- _Goal_: Starting with the line that contains "Serialize everything readable", write out each line through the end of the listing, unchanged. Output nothing else.

- _Data for the task_:
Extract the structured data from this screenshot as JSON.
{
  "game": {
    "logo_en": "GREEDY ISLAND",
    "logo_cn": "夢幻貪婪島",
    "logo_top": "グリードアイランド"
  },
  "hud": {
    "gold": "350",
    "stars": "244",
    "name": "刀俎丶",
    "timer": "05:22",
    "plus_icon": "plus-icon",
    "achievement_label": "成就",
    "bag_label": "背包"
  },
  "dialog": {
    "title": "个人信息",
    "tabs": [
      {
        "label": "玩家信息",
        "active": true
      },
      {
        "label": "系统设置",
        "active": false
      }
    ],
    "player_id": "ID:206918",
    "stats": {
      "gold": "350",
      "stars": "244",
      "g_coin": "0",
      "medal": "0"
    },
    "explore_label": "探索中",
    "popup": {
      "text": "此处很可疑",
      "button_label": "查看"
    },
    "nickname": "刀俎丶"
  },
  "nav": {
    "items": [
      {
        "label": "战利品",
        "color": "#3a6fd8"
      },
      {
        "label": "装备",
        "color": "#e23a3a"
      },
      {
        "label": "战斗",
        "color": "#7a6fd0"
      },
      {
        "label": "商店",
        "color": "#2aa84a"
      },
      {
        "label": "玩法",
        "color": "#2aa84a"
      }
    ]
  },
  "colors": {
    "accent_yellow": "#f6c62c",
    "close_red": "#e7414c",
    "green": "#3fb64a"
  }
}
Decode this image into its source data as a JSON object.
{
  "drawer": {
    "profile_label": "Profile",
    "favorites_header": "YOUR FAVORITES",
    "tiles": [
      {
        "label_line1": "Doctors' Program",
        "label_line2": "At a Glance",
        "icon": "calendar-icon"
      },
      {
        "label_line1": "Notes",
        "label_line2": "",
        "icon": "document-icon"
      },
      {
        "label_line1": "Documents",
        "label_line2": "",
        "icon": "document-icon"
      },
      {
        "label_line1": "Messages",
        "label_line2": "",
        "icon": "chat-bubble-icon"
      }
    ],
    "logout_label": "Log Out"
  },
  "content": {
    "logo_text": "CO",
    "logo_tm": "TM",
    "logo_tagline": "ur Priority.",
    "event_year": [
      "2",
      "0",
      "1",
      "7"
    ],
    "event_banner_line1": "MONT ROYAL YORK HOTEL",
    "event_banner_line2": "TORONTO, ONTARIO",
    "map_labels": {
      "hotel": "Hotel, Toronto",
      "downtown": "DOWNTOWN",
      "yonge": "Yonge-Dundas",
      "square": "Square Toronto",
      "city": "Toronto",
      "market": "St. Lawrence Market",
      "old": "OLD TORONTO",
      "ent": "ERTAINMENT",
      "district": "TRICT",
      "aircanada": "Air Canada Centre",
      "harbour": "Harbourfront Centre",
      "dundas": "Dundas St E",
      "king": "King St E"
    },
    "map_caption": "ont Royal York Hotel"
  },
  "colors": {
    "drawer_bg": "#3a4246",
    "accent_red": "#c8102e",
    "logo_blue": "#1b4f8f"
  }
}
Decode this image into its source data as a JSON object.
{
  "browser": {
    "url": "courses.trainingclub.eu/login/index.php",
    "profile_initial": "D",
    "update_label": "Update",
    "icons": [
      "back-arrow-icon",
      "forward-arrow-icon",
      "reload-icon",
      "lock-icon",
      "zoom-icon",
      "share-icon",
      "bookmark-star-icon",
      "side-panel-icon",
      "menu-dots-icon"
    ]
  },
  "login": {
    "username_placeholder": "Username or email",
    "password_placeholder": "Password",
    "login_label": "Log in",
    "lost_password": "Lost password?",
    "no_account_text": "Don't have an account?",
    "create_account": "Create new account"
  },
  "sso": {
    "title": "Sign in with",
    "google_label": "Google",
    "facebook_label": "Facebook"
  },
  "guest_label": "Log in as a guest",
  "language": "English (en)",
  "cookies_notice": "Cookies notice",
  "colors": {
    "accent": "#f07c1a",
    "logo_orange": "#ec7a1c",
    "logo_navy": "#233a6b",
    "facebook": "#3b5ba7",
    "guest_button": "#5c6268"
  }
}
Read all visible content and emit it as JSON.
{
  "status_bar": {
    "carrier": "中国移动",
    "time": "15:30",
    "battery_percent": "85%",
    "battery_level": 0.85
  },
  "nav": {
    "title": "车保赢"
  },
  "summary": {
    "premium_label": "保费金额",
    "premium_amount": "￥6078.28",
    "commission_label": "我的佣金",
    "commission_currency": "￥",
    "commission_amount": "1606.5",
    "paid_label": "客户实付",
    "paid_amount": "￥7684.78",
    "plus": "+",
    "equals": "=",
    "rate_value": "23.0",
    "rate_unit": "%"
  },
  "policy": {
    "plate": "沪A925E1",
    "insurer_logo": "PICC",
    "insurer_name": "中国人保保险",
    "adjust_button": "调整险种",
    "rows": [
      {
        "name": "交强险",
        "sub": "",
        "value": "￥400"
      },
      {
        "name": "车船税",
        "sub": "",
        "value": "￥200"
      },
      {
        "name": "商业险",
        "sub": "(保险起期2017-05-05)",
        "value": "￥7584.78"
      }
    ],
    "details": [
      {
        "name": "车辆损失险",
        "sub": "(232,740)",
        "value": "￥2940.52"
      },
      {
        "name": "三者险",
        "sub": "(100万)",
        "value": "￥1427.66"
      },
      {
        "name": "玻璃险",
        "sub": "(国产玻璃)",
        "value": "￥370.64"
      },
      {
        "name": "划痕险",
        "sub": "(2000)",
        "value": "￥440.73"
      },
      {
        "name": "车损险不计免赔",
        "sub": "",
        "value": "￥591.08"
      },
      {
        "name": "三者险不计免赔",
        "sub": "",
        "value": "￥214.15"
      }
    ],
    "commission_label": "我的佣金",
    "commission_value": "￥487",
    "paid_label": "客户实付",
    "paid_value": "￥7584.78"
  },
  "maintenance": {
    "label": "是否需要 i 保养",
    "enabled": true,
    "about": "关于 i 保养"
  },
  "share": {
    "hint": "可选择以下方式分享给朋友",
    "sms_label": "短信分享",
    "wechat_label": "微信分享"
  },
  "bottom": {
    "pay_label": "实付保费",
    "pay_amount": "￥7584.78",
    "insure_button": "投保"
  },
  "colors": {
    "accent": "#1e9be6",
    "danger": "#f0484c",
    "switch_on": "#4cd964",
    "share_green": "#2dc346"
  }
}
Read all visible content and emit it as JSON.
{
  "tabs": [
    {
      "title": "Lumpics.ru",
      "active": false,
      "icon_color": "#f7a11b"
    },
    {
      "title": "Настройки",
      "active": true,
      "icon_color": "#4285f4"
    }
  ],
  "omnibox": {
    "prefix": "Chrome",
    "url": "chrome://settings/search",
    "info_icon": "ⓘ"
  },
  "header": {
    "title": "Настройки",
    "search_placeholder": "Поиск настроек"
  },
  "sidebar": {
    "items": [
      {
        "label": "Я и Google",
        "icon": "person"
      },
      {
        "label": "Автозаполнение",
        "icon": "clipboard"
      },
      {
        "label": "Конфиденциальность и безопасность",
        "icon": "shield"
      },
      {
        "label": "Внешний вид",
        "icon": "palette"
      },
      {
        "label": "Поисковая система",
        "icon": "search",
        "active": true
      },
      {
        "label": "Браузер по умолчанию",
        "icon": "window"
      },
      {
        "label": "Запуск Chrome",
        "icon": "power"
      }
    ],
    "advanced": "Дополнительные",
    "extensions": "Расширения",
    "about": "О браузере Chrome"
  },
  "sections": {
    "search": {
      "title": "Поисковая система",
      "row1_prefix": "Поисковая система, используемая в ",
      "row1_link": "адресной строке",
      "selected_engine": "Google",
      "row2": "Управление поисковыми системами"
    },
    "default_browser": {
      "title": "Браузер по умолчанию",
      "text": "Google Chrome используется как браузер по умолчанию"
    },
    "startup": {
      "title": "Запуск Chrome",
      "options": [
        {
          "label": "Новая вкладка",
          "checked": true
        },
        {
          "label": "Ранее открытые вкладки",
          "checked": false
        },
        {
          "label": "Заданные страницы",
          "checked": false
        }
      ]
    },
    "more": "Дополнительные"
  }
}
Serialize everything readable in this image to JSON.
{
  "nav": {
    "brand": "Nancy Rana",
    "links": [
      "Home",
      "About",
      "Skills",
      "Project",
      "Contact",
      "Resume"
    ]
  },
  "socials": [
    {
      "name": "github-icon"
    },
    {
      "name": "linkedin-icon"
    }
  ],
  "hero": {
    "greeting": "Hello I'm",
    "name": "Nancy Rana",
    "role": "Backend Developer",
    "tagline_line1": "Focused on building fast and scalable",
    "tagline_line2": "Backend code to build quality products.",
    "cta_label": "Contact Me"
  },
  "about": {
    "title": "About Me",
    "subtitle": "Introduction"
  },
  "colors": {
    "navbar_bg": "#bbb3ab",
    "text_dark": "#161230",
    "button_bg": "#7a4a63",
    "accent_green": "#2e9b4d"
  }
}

- _Exercise output_:
Serialize everything readable in this image to JSON.
{
  "nav": {
    "brand": "Nancy Rana",
    "links": [
      "Home",
      "About",
      "Skills",
      "Project",
      "Contact",
      "Resume"
    ]
  },
  "socials": [
    {
      "name": "github-icon"
    },
    {
      "name": "linkedin-icon"
    }
  ],
  "hero": {
    "greeting": "Hello I'm",
    "name": "Nancy Rana",
    "role": "Backend Developer",
    "tagline_line1": "Focused on building fast and scalable",
    "tagline_line2": "Backend code to build quality products.",
    "cta_label": "Contact Me"
  },
  "about": {
    "title": "About Me",
    "subtitle": "Introduction"
  },
  "colors": {
    "navbar_bg": "#bbb3ab",
    "text_dark": "#161230",
    "button_bg": "#7a4a63",
    "accent_green": "#2e9b4d"
  }
}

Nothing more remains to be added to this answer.